╭─ EXTRACTED INFORMATION

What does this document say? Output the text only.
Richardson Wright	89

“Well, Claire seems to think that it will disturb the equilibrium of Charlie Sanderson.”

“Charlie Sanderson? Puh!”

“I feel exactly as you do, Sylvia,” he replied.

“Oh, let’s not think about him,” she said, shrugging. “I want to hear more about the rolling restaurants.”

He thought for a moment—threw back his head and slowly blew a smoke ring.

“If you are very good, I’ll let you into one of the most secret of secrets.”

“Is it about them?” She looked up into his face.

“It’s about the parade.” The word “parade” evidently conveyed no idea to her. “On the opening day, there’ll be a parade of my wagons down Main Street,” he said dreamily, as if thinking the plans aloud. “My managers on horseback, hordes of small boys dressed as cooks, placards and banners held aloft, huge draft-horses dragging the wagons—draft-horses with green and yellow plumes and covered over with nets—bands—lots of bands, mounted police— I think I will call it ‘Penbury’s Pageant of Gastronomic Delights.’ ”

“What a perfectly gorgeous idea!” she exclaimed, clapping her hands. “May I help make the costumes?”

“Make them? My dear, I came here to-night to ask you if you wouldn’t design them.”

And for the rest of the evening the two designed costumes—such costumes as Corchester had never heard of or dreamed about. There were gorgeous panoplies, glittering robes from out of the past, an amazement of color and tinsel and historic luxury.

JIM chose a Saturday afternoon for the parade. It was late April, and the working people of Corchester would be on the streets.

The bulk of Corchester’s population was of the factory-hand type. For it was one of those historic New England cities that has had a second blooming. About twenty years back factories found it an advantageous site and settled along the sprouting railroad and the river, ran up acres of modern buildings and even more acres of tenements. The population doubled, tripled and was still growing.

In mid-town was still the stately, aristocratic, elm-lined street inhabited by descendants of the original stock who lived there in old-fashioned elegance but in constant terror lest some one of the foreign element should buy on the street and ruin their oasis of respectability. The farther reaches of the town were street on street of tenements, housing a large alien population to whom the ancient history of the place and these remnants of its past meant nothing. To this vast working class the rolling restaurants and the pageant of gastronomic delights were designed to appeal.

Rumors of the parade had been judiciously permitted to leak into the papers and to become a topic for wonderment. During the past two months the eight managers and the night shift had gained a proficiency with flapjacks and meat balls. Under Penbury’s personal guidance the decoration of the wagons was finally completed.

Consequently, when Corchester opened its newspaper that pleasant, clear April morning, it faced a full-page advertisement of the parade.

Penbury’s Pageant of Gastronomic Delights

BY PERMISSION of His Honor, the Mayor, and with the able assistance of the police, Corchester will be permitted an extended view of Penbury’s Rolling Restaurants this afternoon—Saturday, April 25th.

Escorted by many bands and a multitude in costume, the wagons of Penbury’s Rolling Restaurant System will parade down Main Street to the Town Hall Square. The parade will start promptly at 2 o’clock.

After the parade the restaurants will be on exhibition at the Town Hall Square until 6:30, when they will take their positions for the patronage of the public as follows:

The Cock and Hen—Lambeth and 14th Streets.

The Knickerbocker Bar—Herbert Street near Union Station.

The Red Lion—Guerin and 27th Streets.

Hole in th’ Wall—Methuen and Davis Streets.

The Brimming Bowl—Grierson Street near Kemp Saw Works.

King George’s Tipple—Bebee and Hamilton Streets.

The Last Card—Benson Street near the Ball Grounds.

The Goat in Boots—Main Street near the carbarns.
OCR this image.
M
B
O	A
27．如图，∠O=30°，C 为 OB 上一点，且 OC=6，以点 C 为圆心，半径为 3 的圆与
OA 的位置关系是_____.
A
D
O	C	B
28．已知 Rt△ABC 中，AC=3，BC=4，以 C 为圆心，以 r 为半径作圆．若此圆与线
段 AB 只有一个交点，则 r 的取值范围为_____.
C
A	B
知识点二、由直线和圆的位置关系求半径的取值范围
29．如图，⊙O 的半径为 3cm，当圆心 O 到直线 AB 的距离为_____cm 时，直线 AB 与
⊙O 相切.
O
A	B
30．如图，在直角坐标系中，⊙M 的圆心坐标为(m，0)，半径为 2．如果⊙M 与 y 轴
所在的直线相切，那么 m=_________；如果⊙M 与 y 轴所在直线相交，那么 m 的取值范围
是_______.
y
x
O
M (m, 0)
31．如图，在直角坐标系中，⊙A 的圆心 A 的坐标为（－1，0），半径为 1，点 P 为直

╰─

- TASK: Copy every record above exactly as it appears.

- ANSWER TO THE EXERCISE:
What does this document say? Output the text only.
Richardson Wright	89

“Well, Claire seems to think that it will disturb the equilibrium of Charlie Sanderson.”

“Charlie Sanderson? Puh!”

“I feel exactly as you do, Sylvia,” he replied.

“Oh, let’s not think about him,” she said, shrugging. “I want to hear more about the rolling restaurants.”

He thought for a moment—threw back his head and slowly blew a smoke ring.

“If you are very good, I’ll let you into one of the most secret of secrets.”

“Is it about them?” She looked up into his face.

“It’s about the parade.” The word “parade” evidently conveyed no idea to her. “On the opening day, there’ll be a parade of my wagons down Main Street,” he said dreamily, as if thinking the plans aloud. “My managers on horseback, hordes of small boys dressed as cooks, placards and banners held aloft, huge draft-horses dragging the wagons—draft-horses with green and yellow plumes and covered over with nets—bands—lots of bands, mounted police— I think I will call it ‘Penbury’s Pageant of Gastronomic Delights.’ ”

“What a perfectly gorgeous idea!” she exclaimed, clapping her hands. “May I help make the costumes?”

“Make them? My dear, I came here to-night to ask you if you wouldn’t design them.”

And for the rest of the evening the two designed costumes—such costumes as Corchester had never heard of or dreamed about. There were gorgeous panoplies, glittering robes from out of the past, an amazement of color and tinsel and historic luxury.

JIM chose a Saturday afternoon for the parade. It was late April, and the working people of Corchester would be on the streets.

The bulk of Corchester’s population was of the factory-hand type. For it was one of those historic New England cities that has had a second blooming. About twenty years back factories found it an advantageous site and settled along the sprouting railroad and the river, ran up acres of modern buildings and even more acres of tenements. The population doubled, tripled and was still growing.

In mid-town was still the stately, aristocratic, elm-lined street inhabited by descendants of the original stock who lived there in old-fashioned elegance but in constant terror lest some one of the foreign element should buy on the street and ruin their oasis of respectability. The farther reaches of the town were street on street of tenements, housing a large alien population to whom the ancient history of the place and these remnants of its past meant nothing. To this vast working class the rolling restaurants and the pageant of gastronomic delights were designed to appeal.

Rumors of the parade had been judiciously permitted to leak into the papers and to become a topic for wonderment. During the past two months the eight managers and the night shift had gained a proficiency with flapjacks and meat balls. Under Penbury’s personal guidance the decoration of the wagons was finally completed.

Consequently, when Corchester opened its newspaper that pleasant, clear April morning, it faced a full-page advertisement of the parade.

Penbury’s Pageant of Gastronomic Delights

BY PERMISSION of His Honor, the Mayor, and with the able assistance of the police, Corchester will be permitted an extended view of Penbury’s Rolling Restaurants this afternoon—Saturday, April 25th.

Escorted by many bands and a multitude in costume, the wagons of Penbury’s Rolling Restaurant System will parade down Main Street to the Town Hall Square. The parade will start promptly at 2 o’clock.

After the parade the restaurants will be on exhibition at the Town Hall Square until 6:30, when they will take their positions for the patronage of the public as follows:

The Cock and Hen—Lambeth and 14th Streets.

The Knickerbocker Bar—Herbert Street near Union Station.

The Red Lion—Guerin and 27th Streets.

Hole in th’ Wall—Methuen and Davis Streets.

The Brimming Bowl—Grierson Street near Kemp Saw Works.

King George’s Tipple—Bebee and Hamilton Streets.

The Last Card—Benson Street near the Ball Grounds.

The Goat in Boots—Main Street near the carbarns.
OCR this image.
M
B
O	A
27．如图，∠O=30°，C 为 OB 上一点，且 OC=6，以点 C 为圆心，半径为 3 的圆与
OA 的位置关系是_____.
A
D
O	C	B
28．已知 Rt△ABC 中，AC=3，BC=4，以 C 为圆心，以 r 为半径作圆．若此圆与线
段 AB 只有一个交点，则 r 的取值范围为_____.
C
A	B
知识点二、由直线和圆的位置关系求半径的取值范围
29．如图，⊙O 的半径为 3cm，当圆心 O 到直线 AB 的距离为_____cm 时，直线 AB 与
⊙O 相切.
O
A	B
30．如图，在直角坐标系中，⊙M 的圆心坐标为(m，0)，半径为 2．如果⊙M 与 y 轴
所在的直线相切，那么 m=_________；如果⊙M 与 y 轴所在直线相交，那么 m 的取值范围
是_______.
y
x
O
M (m, 0)
31．如图，在直角坐标系中，⊙A 的圆心 A 的坐标为（－1，0），半径为 1，点 P 为直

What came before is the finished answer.